◆ Chart and figure data
##########
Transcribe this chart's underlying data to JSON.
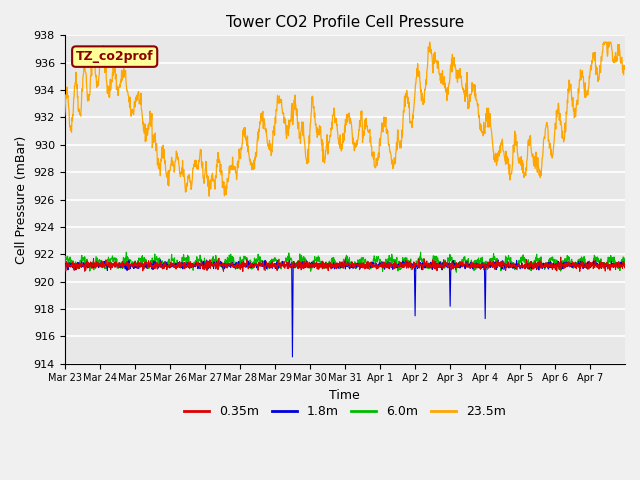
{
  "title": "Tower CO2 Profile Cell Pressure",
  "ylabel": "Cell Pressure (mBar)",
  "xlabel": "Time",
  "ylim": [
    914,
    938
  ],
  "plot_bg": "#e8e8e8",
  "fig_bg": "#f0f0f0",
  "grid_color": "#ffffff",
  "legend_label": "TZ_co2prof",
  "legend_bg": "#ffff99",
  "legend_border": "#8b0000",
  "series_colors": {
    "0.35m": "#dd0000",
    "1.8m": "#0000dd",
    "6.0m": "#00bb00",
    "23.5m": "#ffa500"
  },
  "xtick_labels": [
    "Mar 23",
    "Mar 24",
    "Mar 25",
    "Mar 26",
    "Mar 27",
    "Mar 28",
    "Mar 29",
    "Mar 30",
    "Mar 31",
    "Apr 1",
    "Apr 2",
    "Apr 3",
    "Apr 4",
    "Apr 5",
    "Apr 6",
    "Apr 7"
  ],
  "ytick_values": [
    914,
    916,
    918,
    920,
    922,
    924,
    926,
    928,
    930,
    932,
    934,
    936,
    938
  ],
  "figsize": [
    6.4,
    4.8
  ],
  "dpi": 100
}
##########
◆ Exercise prompt
Strip the images and reproduce the remaining records precisely.

◆ Exercise answer
Transcribe this chart's underlying data to JSON.
{
  "title": "Tower CO2 Profile Cell Pressure",
  "ylabel": "Cell Pressure (mBar)",
  "xlabel": "Time",
  "ylim": [
    914,
    938
  ],
  "plot_bg": "#e8e8e8",
  "fig_bg": "#f0f0f0",
  "grid_color": "#ffffff",
  "legend_label": "TZ_co2prof",
  "legend_bg": "#ffff99",
  "legend_border": "#8b0000",
  "series_colors": {
    "0.35m": "#dd0000",
    "1.8m": "#0000dd",
    "6.0m": "#00bb00",
    "23.5m": "#ffa500"
  },
  "xtick_labels": [
    "Mar 23",
    "Mar 24",
    "Mar 25",
    "Mar 26",
    "Mar 27",
    "Mar 28",
    "Mar 29",
    "Mar 30",
    "Mar 31",
    "Apr 1",
    "Apr 2",
    "Apr 3",
    "Apr 4",
    "Apr 5",
    "Apr 6",
    "Apr 7"
  ],
  "ytick_values": [
    914,
    916,
    918,
    920,
    922,
    924,
    926,
    928,
    930,
    932,
    934,
    936,
    938
  ],
  "figsize": [
    6.4,
    4.8
  ],
  "dpi": 100
}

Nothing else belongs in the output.